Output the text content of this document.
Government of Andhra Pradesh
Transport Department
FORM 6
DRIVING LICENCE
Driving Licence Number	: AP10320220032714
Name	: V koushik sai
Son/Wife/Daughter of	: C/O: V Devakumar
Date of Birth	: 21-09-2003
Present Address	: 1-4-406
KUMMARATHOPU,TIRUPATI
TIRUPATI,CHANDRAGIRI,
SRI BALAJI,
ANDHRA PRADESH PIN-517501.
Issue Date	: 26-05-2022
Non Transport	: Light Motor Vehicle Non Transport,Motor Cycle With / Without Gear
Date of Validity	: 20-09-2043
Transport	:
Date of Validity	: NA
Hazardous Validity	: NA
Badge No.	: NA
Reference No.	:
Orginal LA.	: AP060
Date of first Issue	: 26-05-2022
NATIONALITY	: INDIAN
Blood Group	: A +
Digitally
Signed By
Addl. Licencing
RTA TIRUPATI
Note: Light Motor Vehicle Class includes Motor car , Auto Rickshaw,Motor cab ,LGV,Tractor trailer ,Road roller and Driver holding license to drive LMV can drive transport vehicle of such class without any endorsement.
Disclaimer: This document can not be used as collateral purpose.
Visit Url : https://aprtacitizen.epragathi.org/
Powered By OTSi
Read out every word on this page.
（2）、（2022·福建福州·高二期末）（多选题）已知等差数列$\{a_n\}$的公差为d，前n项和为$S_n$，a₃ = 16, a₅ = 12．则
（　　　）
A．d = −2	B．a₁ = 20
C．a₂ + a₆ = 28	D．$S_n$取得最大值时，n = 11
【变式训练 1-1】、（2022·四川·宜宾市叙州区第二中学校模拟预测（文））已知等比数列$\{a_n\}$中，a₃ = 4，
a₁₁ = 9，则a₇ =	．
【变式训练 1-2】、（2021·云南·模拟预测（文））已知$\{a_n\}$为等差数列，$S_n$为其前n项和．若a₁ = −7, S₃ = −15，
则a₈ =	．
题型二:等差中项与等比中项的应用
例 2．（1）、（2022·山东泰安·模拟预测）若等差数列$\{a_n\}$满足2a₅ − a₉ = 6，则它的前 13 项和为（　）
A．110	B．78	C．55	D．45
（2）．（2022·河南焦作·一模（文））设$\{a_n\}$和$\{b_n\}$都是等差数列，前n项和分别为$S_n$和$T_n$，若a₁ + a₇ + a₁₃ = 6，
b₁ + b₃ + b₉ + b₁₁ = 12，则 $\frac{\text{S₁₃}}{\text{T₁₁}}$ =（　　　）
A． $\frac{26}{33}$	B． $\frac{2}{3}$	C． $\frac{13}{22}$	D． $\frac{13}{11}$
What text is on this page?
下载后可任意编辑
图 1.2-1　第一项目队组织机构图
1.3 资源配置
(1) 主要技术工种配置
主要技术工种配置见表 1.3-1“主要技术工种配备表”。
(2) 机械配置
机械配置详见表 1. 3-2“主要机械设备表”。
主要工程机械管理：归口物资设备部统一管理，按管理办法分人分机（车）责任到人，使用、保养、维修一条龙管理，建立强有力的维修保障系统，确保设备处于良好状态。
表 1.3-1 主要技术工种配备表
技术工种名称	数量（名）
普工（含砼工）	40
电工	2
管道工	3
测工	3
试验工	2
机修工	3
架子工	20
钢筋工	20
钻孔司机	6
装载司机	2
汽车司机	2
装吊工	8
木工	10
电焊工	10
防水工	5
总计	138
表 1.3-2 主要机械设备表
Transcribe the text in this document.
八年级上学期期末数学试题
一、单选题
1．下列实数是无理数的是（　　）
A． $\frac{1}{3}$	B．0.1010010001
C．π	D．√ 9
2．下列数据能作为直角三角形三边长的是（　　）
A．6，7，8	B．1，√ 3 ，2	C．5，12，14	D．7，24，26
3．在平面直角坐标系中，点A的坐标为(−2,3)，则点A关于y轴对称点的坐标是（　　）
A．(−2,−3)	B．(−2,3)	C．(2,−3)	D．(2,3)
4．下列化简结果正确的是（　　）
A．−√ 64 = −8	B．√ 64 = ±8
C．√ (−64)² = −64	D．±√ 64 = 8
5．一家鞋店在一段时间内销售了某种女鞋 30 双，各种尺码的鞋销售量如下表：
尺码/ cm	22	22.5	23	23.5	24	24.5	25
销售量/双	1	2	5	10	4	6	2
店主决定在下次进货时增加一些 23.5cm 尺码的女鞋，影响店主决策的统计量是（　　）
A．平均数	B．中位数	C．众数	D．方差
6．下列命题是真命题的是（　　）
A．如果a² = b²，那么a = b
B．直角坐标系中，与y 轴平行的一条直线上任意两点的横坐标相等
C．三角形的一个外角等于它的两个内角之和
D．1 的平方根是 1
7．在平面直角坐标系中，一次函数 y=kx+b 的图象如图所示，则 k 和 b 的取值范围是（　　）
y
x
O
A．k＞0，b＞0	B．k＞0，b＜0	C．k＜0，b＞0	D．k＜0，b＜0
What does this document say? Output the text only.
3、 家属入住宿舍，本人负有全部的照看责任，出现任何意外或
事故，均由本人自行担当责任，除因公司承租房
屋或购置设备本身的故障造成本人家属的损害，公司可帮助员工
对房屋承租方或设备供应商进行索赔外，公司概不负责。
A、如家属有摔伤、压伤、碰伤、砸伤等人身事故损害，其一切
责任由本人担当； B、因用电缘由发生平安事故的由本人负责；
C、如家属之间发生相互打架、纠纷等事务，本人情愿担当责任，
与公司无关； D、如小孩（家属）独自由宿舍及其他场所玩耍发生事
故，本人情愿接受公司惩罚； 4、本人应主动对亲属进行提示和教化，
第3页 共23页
************
Directive
Retype every entry word for word.

Expected output
Output the text content of this document.
Government of Andhra Pradesh
Transport Department
FORM 6
DRIVING LICENCE
Driving Licence Number	: AP10320220032714
Name	: V koushik sai
Son/Wife/Daughter of	: C/O: V Devakumar
Date of Birth	: 21-09-2003
Present Address	: 1-4-406
KUMMARATHOPU,TIRUPATI
TIRUPATI,CHANDRAGIRI,
SRI BALAJI,
ANDHRA PRADESH PIN-517501.
Issue Date	: 26-05-2022
Non Transport	: Light Motor Vehicle Non Transport,Motor Cycle With / Without Gear
Date of Validity	: 20-09-2043
Transport	:
Date of Validity	: NA
Hazardous Validity	: NA
Badge No.	: NA
Reference No.	:
Orginal LA.	: AP060
Date of first Issue	: 26-05-2022
NATIONALITY	: INDIAN
Blood Group	: A +
Digitally
Signed By
Addl. Licencing
RTA TIRUPATI
Note: Light Motor Vehicle Class includes Motor car , Auto Rickshaw,Motor cab ,LGV,Tractor trailer ,Road roller and Driver holding license to drive LMV can drive transport vehicle of such class without any endorsement.
Disclaimer: This document can not be used as collateral purpose.
Visit Url : https://aprtacitizen.epragathi.org/
Powered By OTSi
Read out every word on this page.
（2）、（2022·福建福州·高二期末）（多选题）已知等差数列$\{a_n\}$的公差为d，前n项和为$S_n$，a₃ = 16, a₅ = 12．则
（　　　）
A．d = −2	B．a₁ = 20
C．a₂ + a₆ = 28	D．$S_n$取得最大值时，n = 11
【变式训练 1-1】、（2022·四川·宜宾市叙州区第二中学校模拟预测（文））已知等比数列$\{a_n\}$中，a₃ = 4，
a₁₁ = 9，则a₇ =	．
【变式训练 1-2】、（2021·云南·模拟预测（文））已知$\{a_n\}$为等差数列，$S_n$为其前n项和．若a₁ = −7, S₃ = −15，
则a₈ =	．
题型二:等差中项与等比中项的应用
例 2．（1）、（2022·山东泰安·模拟预测）若等差数列$\{a_n\}$满足2a₅ − a₉ = 6，则它的前 13 项和为（　）
A．110	B．78	C．55	D．45
（2）．（2022·河南焦作·一模（文））设$\{a_n\}$和$\{b_n\}$都是等差数列，前n项和分别为$S_n$和$T_n$，若a₁ + a₇ + a₁₃ = 6，
b₁ + b₃ + b₉ + b₁₁ = 12，则 $\frac{\text{S₁₃}}{\text{T₁₁}}$ =（　　　）
A． $\frac{26}{33}$	B． $\frac{2}{3}$	C． $\frac{13}{22}$	D． $\frac{13}{11}$
What text is on this page?
下载后可任意编辑
图 1.2-1　第一项目队组织机构图
1.3 资源配置
(1) 主要技术工种配置
主要技术工种配置见表 1.3-1“主要技术工种配备表”。
(2) 机械配置
机械配置详见表 1. 3-2“主要机械设备表”。
主要工程机械管理：归口物资设备部统一管理，按管理办法分人分机（车）责任到人，使用、保养、维修一条龙管理，建立强有力的维修保障系统，确保设备处于良好状态。
表 1.3-1 主要技术工种配备表
技术工种名称	数量（名）
普工（含砼工）	40
电工	2
管道工	3
测工	3
试验工	2
机修工	3
架子工	20
钢筋工	20
钻孔司机	6
装载司机	2
汽车司机	2
装吊工	8
木工	10
电焊工	10
防水工	5
总计	138
表 1.3-2 主要机械设备表
Transcribe the text in this document.
八年级上学期期末数学试题
一、单选题
1．下列实数是无理数的是（　　）
A． $\frac{1}{3}$	B．0.1010010001
C．π	D．√ 9
2．下列数据能作为直角三角形三边长的是（　　）
A．6，7，8	B．1，√ 3 ，2	C．5，12，14	D．7，24，26
3．在平面直角坐标系中，点A的坐标为(−2,3)，则点A关于y轴对称点的坐标是（　　）
A．(−2,−3)	B．(−2,3)	C．(2,−3)	D．(2,3)
4．下列化简结果正确的是（　　）
A．−√ 64 = −8	B．√ 64 = ±8
C．√ (−64)² = −64	D．±√ 64 = 8
5．一家鞋店在一段时间内销售了某种女鞋 30 双，各种尺码的鞋销售量如下表：
尺码/ cm	22	22.5	23	23.5	24	24.5	25
销售量/双	1	2	5	10	4	6	2
店主决定在下次进货时增加一些 23.5cm 尺码的女鞋，影响店主决策的统计量是（　　）
A．平均数	B．中位数	C．众数	D．方差
6．下列命题是真命题的是（　　）
A．如果a² = b²，那么a = b
B．直角坐标系中，与y 轴平行的一条直线上任意两点的横坐标相等
C．三角形的一个外角等于它的两个内角之和
D．1 的平方根是 1
7．在平面直角坐标系中，一次函数 y=kx+b 的图象如图所示，则 k 和 b 的取值范围是（　　）
y
x
O
A．k＞0，b＞0	B．k＞0，b＜0	C．k＜0，b＞0	D．k＜0，b＜0
What does this document say? Output the text only.
3、 家属入住宿舍，本人负有全部的照看责任，出现任何意外或
事故，均由本人自行担当责任，除因公司承租房
屋或购置设备本身的故障造成本人家属的损害，公司可帮助员工
对房屋承租方或设备供应商进行索赔外，公司概不负责。
A、如家属有摔伤、压伤、碰伤、砸伤等人身事故损害，其一切
责任由本人担当； B、因用电缘由发生平安事故的由本人负责；
C、如家属之间发生相互打架、纠纷等事务，本人情愿担当责任，
与公司无关； D、如小孩（家属）独自由宿舍及其他场所玩耍发生事
故，本人情愿接受公司惩罚； 4、本人应主动对亲属进行提示和教化，
第3页 共23页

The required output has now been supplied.